Stated task:
Copy out all the lines in the records that include the word "above".

Data in this exercise:

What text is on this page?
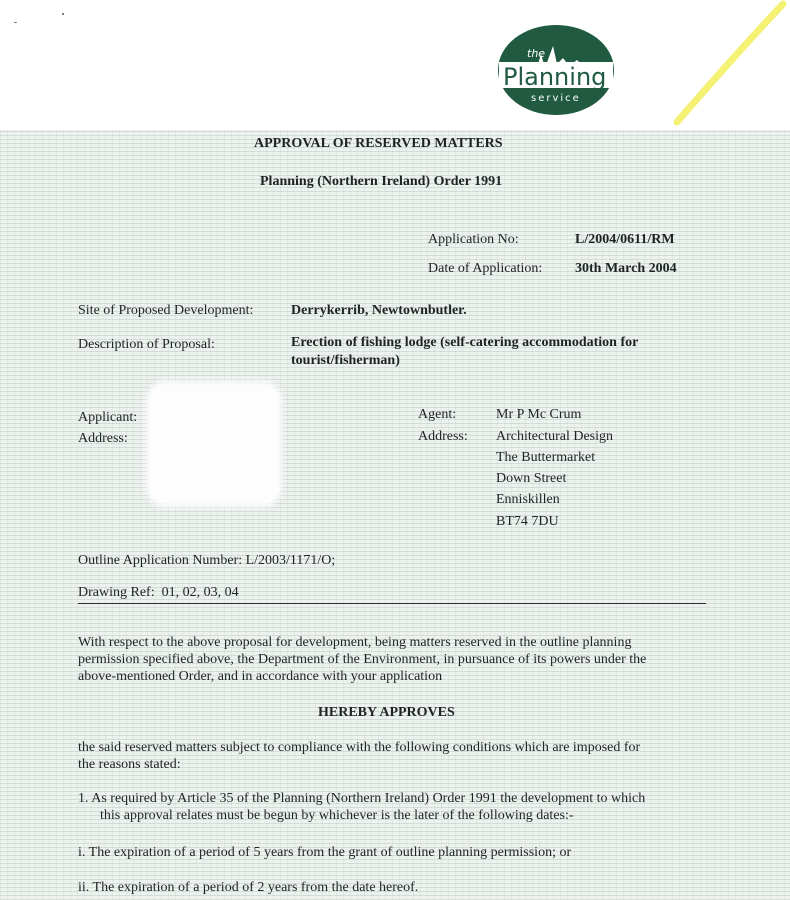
the
Planning
service
APPROVAL OF RESERVED MATTERS
Planning (Northern Ireland) Order 1991
Application No:	L/2004/0611/RM
Date of Application: 30th March 2004
Site of Proposed Development:	Derrykerrib, Newtownbutler.
Description of Proposal:	Erection of fishing lodge (self-catering accommodation for
tourist/fisherman)
Applicant:
Address:
Agent:	Mr P Mc Crum
Address: Architectural Design
The Buttermarket
Down Street
Enniskillen
BT74 7DU
Outline Application Number: L/2003/1171/O;
Drawing Ref: 01, 02, 03, 04
With respect to the above proposal for development, being matters reserved in the outline planning
permission specified above, the Department of the Environment, in pursuance of its powers under the
above-mentioned Order, and in accordance with your application
HEREBY APPROVES
the said reserved matters subject to compliance with the following conditions which are imposed for
the reasons stated:
1. As required by Article 35 of the Planning (Northern Ireland) Order 1991 the development to which
this approval relates must be begun by whichever is the later of the following dates:-
i. The expiration of a period of 5 years from the grant of outline planning permission; or
ii. The expiration of a period of 2 years from the date hereof.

Exercise answer:
With respect to the above proposal for development, being matters reserved in the outline planning
permission specified above, the Department of the Environment, in pursuance of its powers under the
above-mentioned Order, and in accordance with your application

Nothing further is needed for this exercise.